Recorded data

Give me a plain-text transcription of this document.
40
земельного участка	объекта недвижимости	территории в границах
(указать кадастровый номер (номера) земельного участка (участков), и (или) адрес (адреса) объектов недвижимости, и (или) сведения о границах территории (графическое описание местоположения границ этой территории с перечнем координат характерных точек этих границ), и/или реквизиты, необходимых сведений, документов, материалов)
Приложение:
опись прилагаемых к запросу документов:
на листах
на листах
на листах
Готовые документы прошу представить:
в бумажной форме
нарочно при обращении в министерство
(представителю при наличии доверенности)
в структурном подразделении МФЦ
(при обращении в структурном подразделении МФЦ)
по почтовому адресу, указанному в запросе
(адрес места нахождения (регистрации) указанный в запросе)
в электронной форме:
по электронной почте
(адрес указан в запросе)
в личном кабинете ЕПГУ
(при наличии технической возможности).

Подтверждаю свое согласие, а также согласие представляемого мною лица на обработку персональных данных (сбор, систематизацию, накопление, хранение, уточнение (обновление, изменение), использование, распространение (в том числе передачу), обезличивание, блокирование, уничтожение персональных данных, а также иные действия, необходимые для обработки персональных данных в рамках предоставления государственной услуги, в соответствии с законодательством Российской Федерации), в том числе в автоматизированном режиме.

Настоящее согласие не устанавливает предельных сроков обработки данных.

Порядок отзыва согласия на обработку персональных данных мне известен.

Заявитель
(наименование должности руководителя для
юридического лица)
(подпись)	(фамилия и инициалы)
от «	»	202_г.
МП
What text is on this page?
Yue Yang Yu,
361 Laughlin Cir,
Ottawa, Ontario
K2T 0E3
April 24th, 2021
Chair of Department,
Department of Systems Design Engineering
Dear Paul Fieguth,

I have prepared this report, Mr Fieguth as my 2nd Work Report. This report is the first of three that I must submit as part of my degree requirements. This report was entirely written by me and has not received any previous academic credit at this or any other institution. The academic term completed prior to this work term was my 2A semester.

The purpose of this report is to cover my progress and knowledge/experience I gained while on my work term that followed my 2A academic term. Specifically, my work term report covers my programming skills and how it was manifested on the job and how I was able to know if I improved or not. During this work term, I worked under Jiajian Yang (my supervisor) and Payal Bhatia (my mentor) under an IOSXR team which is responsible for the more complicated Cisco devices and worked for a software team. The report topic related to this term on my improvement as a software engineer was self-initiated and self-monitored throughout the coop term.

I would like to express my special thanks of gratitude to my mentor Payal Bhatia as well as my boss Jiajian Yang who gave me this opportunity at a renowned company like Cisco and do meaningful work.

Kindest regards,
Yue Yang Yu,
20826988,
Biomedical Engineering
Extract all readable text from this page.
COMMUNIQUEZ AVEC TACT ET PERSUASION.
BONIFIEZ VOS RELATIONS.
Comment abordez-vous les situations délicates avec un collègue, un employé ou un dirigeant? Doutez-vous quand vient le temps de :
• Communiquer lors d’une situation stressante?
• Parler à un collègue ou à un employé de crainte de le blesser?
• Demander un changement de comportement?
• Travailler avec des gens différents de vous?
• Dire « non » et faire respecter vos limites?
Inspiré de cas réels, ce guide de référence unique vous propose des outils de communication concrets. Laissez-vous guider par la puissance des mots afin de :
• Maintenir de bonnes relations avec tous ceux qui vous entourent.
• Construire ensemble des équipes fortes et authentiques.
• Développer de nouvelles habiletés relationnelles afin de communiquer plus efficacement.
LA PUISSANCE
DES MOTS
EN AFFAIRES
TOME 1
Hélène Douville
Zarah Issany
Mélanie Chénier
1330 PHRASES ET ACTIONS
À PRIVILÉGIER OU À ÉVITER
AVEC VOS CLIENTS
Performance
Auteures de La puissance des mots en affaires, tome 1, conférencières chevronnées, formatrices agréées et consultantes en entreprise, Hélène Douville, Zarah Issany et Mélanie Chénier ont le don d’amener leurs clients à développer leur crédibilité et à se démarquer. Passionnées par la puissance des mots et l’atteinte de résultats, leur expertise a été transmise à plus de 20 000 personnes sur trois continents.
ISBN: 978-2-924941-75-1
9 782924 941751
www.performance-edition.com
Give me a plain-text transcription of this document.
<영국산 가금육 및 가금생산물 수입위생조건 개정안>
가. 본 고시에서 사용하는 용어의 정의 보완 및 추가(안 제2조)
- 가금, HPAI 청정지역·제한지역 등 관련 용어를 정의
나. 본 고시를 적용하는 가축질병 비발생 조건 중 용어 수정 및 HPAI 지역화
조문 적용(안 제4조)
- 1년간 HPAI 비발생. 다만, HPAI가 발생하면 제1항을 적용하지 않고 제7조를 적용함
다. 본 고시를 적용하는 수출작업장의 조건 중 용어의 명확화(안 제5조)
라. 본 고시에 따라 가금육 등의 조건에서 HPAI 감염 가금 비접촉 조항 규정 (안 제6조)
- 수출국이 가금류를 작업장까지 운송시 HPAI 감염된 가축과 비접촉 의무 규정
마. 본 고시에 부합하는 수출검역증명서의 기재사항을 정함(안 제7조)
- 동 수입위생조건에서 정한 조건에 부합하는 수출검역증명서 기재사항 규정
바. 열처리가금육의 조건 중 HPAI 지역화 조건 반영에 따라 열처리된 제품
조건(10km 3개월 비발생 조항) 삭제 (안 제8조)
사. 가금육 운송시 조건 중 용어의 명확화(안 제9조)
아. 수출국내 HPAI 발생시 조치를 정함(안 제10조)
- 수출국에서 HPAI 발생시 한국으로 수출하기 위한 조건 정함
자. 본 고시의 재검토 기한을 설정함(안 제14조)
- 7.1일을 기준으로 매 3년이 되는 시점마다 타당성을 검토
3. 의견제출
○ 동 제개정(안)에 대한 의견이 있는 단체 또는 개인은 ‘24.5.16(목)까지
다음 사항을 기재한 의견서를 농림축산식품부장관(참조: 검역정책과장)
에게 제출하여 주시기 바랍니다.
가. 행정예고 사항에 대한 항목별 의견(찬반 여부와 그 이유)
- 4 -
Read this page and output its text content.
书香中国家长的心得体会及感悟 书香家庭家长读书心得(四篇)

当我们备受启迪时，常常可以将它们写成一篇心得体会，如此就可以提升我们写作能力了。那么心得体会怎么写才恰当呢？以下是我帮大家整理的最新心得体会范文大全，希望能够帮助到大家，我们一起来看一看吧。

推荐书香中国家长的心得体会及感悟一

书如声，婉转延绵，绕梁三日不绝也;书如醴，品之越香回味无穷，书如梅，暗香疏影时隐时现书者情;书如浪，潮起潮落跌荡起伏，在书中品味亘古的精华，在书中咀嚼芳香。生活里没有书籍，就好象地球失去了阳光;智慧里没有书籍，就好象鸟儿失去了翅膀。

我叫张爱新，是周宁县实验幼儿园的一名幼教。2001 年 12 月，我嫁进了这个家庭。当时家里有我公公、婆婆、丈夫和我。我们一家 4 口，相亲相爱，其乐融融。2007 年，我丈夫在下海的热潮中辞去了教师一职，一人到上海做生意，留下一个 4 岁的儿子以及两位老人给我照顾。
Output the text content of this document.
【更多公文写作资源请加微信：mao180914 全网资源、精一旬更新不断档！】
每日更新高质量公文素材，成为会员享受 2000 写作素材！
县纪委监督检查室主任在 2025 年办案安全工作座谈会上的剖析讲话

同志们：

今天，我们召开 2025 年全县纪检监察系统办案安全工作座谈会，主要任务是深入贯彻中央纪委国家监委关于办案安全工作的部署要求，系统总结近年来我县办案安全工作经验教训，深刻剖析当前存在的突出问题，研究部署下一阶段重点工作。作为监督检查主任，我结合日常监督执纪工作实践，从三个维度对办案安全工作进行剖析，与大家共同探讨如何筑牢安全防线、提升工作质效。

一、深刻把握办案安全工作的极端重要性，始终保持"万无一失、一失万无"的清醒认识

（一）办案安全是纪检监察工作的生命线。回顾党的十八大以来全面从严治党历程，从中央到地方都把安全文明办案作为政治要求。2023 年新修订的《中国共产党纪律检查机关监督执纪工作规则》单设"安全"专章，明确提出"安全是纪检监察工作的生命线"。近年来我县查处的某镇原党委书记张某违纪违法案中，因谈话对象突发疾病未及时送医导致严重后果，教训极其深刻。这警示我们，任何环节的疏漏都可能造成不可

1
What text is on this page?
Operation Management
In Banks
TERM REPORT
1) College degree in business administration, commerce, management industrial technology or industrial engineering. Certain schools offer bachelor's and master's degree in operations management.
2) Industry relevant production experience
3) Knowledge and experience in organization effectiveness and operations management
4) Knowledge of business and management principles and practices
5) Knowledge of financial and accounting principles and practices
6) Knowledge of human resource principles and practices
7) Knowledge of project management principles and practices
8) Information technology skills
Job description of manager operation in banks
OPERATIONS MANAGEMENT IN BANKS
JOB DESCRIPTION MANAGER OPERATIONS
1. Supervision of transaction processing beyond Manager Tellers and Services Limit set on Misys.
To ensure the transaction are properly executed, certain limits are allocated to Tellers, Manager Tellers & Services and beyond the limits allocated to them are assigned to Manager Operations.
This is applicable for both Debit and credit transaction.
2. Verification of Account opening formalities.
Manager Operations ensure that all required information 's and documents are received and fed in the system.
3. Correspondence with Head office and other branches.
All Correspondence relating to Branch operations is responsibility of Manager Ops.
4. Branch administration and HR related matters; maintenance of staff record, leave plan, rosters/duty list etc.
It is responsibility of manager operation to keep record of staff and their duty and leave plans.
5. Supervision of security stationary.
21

* Aim *
Report how many lines of the records above contain the word "Services", and give only that number.

* In response *
2